**Stated exercise**
Pick every line with "image" from the material below.

(Records from a collection)
Start

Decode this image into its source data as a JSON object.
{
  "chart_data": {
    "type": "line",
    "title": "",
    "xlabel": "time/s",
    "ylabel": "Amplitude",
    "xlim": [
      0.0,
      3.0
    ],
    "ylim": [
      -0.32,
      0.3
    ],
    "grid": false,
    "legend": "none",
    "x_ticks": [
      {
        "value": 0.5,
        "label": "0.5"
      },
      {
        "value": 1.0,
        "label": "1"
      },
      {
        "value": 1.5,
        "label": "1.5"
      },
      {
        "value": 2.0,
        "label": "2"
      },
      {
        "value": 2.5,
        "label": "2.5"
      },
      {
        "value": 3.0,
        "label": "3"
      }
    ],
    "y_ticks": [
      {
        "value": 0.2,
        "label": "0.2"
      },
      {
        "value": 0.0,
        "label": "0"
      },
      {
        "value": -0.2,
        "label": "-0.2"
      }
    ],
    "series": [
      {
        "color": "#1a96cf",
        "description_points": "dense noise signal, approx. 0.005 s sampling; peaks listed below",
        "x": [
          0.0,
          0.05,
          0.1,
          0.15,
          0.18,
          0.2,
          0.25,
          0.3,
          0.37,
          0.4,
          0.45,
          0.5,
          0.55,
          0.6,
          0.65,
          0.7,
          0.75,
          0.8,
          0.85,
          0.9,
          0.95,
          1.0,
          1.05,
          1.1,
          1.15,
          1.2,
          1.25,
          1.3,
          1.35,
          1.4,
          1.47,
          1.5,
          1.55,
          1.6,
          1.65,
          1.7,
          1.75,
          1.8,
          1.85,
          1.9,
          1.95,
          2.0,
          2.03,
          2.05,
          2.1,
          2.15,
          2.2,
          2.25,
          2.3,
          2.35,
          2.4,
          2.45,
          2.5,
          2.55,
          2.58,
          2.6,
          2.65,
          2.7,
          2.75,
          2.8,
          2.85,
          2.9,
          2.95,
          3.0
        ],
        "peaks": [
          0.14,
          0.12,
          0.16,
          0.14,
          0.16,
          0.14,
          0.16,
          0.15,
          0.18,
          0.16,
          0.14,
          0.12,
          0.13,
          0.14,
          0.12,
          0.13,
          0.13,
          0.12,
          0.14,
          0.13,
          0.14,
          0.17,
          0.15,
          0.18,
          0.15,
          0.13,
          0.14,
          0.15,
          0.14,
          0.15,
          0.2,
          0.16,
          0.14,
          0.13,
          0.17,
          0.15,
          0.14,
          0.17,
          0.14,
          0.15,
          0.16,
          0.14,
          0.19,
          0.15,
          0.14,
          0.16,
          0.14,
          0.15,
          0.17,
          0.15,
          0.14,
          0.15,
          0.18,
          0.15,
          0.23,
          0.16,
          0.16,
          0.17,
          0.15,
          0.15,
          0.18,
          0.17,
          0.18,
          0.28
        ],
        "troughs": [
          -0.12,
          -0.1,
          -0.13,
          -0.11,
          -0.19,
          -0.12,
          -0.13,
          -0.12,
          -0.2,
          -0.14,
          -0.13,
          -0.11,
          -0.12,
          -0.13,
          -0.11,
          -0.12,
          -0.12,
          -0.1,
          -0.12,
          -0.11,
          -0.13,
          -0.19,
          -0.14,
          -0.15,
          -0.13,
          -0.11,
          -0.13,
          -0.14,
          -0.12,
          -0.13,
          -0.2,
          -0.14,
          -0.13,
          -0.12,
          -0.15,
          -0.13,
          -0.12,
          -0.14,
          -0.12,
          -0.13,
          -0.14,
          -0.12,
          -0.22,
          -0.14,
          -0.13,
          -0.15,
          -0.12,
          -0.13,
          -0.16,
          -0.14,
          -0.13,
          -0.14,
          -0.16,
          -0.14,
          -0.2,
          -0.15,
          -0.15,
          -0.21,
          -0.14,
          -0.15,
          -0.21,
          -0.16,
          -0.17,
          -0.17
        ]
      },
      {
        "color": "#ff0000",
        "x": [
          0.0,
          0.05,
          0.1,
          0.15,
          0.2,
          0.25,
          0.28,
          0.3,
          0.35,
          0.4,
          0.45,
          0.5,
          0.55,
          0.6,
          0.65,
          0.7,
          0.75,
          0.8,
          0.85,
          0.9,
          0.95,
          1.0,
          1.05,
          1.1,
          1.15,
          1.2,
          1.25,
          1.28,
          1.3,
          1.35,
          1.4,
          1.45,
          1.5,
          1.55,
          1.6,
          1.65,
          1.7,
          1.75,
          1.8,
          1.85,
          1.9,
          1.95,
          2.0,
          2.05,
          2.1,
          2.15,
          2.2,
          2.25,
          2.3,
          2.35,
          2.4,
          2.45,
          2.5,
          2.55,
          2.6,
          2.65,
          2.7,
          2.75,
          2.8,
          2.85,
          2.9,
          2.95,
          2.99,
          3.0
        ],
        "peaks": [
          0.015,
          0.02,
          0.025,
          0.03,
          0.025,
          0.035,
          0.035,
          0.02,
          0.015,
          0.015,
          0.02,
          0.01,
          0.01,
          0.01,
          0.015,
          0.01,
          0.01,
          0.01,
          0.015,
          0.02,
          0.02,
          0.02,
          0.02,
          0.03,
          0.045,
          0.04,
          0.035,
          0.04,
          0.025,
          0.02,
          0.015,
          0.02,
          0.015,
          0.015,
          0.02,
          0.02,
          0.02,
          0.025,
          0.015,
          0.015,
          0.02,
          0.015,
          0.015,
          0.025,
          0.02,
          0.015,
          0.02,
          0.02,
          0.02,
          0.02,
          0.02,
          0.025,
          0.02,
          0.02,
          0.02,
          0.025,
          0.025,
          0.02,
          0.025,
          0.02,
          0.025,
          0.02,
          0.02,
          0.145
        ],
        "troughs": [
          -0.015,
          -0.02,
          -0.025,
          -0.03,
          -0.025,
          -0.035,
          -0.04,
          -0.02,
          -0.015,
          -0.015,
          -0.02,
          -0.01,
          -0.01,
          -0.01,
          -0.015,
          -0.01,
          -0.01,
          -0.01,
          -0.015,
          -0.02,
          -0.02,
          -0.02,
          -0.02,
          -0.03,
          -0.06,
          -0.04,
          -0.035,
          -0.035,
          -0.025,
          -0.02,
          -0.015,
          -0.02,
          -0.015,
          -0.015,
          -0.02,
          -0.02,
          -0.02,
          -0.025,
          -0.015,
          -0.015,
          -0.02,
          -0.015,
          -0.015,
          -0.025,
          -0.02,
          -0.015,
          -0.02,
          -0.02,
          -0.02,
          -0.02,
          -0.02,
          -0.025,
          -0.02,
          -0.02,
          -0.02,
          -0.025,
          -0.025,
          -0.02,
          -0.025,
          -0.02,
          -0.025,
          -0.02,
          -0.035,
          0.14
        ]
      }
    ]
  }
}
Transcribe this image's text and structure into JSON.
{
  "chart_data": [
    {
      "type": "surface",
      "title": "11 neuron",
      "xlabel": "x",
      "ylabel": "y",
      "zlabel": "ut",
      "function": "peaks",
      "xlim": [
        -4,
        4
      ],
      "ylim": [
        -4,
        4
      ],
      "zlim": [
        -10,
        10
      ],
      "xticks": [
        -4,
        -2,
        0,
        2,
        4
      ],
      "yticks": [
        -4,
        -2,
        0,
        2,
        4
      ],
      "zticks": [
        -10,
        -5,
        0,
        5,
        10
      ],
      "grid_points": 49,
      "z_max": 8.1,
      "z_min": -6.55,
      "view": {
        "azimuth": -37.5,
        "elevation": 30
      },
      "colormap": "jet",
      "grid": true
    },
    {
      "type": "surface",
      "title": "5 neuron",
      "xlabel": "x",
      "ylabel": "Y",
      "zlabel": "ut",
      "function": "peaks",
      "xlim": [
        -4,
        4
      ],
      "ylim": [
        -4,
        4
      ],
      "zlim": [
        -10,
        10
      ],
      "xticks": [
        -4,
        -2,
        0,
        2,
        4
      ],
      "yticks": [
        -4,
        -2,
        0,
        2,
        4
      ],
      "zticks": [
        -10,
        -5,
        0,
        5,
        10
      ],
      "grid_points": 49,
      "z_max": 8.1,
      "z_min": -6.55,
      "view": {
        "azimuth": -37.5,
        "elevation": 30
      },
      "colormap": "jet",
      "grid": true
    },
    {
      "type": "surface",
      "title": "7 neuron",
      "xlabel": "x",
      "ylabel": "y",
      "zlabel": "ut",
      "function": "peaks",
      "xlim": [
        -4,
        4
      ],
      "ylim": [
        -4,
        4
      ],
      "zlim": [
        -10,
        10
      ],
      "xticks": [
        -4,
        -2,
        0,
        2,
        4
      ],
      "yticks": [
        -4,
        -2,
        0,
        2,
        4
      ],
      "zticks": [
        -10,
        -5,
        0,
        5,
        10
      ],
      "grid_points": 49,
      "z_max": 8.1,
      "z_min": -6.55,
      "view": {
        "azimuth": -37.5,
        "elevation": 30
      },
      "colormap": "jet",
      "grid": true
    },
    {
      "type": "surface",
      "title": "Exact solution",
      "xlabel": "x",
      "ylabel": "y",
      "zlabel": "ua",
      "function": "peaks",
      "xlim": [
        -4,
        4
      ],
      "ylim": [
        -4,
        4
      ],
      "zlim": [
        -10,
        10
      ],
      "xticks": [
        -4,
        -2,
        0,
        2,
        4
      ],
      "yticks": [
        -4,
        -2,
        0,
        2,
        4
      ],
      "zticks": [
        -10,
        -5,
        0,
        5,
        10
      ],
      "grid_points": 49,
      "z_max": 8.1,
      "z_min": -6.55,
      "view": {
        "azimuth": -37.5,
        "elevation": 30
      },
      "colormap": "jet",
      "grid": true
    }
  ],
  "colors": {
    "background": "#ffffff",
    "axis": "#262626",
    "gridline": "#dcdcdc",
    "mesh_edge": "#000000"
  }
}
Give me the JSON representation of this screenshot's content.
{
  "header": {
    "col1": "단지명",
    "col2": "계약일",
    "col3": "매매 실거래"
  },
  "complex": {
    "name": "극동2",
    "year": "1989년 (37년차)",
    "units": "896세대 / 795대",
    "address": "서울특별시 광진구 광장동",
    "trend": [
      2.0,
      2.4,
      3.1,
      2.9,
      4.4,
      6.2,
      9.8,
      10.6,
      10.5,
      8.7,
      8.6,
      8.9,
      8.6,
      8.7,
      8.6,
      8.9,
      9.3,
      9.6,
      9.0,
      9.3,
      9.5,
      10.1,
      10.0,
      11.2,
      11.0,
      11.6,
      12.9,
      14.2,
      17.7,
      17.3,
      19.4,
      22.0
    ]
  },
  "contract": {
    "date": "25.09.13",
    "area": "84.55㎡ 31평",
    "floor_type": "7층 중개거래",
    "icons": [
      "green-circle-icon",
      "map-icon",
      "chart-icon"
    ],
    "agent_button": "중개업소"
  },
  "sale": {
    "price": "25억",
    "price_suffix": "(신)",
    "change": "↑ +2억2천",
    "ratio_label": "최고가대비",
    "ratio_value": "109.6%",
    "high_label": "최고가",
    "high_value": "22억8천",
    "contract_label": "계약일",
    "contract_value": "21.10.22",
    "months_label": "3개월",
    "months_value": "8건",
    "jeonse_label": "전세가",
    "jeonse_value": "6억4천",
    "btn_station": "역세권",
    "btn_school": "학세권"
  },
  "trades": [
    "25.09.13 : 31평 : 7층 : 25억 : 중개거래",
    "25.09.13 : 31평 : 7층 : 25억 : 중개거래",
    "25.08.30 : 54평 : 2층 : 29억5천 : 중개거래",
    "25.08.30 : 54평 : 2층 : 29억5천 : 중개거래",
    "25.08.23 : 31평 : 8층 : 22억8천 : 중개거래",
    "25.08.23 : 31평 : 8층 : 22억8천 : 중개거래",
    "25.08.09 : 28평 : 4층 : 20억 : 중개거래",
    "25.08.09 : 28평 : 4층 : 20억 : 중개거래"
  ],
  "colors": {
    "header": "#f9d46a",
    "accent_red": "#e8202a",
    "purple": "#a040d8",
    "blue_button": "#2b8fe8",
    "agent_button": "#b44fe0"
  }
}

End

**Full response**
Decode this image into its source data as a JSON object.
Transcribe this image's text and structure into JSON.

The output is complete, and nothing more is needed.